◆ **THE PROBLEM**:
Write out each entry, exactly the way it appears.

[Data records]

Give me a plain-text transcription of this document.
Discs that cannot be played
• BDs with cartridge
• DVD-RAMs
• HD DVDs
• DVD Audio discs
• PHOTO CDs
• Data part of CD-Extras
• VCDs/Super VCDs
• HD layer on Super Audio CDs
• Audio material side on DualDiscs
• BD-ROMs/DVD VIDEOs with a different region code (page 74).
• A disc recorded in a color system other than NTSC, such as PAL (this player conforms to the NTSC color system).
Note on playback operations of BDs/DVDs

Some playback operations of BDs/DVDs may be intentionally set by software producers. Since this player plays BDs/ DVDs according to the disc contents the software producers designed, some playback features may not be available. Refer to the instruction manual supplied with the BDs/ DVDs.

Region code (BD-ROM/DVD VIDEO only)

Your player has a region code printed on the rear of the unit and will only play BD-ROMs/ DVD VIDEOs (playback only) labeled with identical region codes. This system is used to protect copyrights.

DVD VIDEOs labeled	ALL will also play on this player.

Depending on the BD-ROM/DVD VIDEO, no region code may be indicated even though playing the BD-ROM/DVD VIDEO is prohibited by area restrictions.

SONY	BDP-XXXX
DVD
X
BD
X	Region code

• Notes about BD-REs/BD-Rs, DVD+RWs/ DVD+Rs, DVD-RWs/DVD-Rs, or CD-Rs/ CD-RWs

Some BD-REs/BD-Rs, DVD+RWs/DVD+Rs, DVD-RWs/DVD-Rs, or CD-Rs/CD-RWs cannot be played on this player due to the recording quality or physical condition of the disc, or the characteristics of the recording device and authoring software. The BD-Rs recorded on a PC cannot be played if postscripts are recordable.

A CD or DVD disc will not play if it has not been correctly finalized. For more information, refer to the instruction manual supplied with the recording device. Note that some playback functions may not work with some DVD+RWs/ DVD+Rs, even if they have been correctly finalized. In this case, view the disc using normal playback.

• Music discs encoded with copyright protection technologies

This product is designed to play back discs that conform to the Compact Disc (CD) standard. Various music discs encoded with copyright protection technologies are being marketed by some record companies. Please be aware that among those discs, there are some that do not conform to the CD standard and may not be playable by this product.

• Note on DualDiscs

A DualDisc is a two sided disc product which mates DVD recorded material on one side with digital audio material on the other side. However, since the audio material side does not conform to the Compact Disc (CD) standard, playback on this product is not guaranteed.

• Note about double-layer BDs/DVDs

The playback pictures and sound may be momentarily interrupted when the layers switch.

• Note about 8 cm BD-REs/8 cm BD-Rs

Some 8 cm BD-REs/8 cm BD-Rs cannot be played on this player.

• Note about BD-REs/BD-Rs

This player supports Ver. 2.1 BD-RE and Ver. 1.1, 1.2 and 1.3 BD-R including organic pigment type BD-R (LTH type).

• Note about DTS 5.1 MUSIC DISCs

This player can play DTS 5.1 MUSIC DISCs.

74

◆ **FULL SOLUTION**:
Give me a plain-text transcription of this document.
Discs that cannot be played
• BDs with cartridge
• DVD-RAMs
• HD DVDs
• DVD Audio discs
• PHOTO CDs
• Data part of CD-Extras
• VCDs/Super VCDs
• HD layer on Super Audio CDs
• Audio material side on DualDiscs
• BD-ROMs/DVD VIDEOs with a different region code (page 74).
• A disc recorded in a color system other than NTSC, such as PAL (this player conforms to the NTSC color system).
Note on playback operations of BDs/DVDs

Some playback operations of BDs/DVDs may be intentionally set by software producers. Since this player plays BDs/ DVDs according to the disc contents the software producers designed, some playback features may not be available. Refer to the instruction manual supplied with the BDs/ DVDs.

Region code (BD-ROM/DVD VIDEO only)

Your player has a region code printed on the rear of the unit and will only play BD-ROMs/ DVD VIDEOs (playback only) labeled with identical region codes. This system is used to protect copyrights.

DVD VIDEOs labeled	ALL will also play on this player.

Depending on the BD-ROM/DVD VIDEO, no region code may be indicated even though playing the BD-ROM/DVD VIDEO is prohibited by area restrictions.

SONY	BDP-XXXX
DVD
X
BD
X	Region code

• Notes about BD-REs/BD-Rs, DVD+RWs/ DVD+Rs, DVD-RWs/DVD-Rs, or CD-Rs/ CD-RWs

Some BD-REs/BD-Rs, DVD+RWs/DVD+Rs, DVD-RWs/DVD-Rs, or CD-Rs/CD-RWs cannot be played on this player due to the recording quality or physical condition of the disc, or the characteristics of the recording device and authoring software. The BD-Rs recorded on a PC cannot be played if postscripts are recordable.

A CD or DVD disc will not play if it has not been correctly finalized. For more information, refer to the instruction manual supplied with the recording device. Note that some playback functions may not work with some DVD+RWs/ DVD+Rs, even if they have been correctly finalized. In this case, view the disc using normal playback.

• Music discs encoded with copyright protection technologies

This product is designed to play back discs that conform to the Compact Disc (CD) standard. Various music discs encoded with copyright protection technologies are being marketed by some record companies. Please be aware that among those discs, there are some that do not conform to the CD standard and may not be playable by this product.

• Note on DualDiscs

A DualDisc is a two sided disc product which mates DVD recorded material on one side with digital audio material on the other side. However, since the audio material side does not conform to the Compact Disc (CD) standard, playback on this product is not guaranteed.

• Note about double-layer BDs/DVDs

The playback pictures and sound may be momentarily interrupted when the layers switch.

• Note about 8 cm BD-REs/8 cm BD-Rs

Some 8 cm BD-REs/8 cm BD-Rs cannot be played on this player.

• Note about BD-REs/BD-Rs

This player supports Ver. 2.1 BD-RE and Ver. 1.1, 1.2 and 1.3 BD-R including organic pigment type BD-R (LTH type).

• Note about DTS 5.1 MUSIC DISCs

This player can play DTS 5.1 MUSIC DISCs.

74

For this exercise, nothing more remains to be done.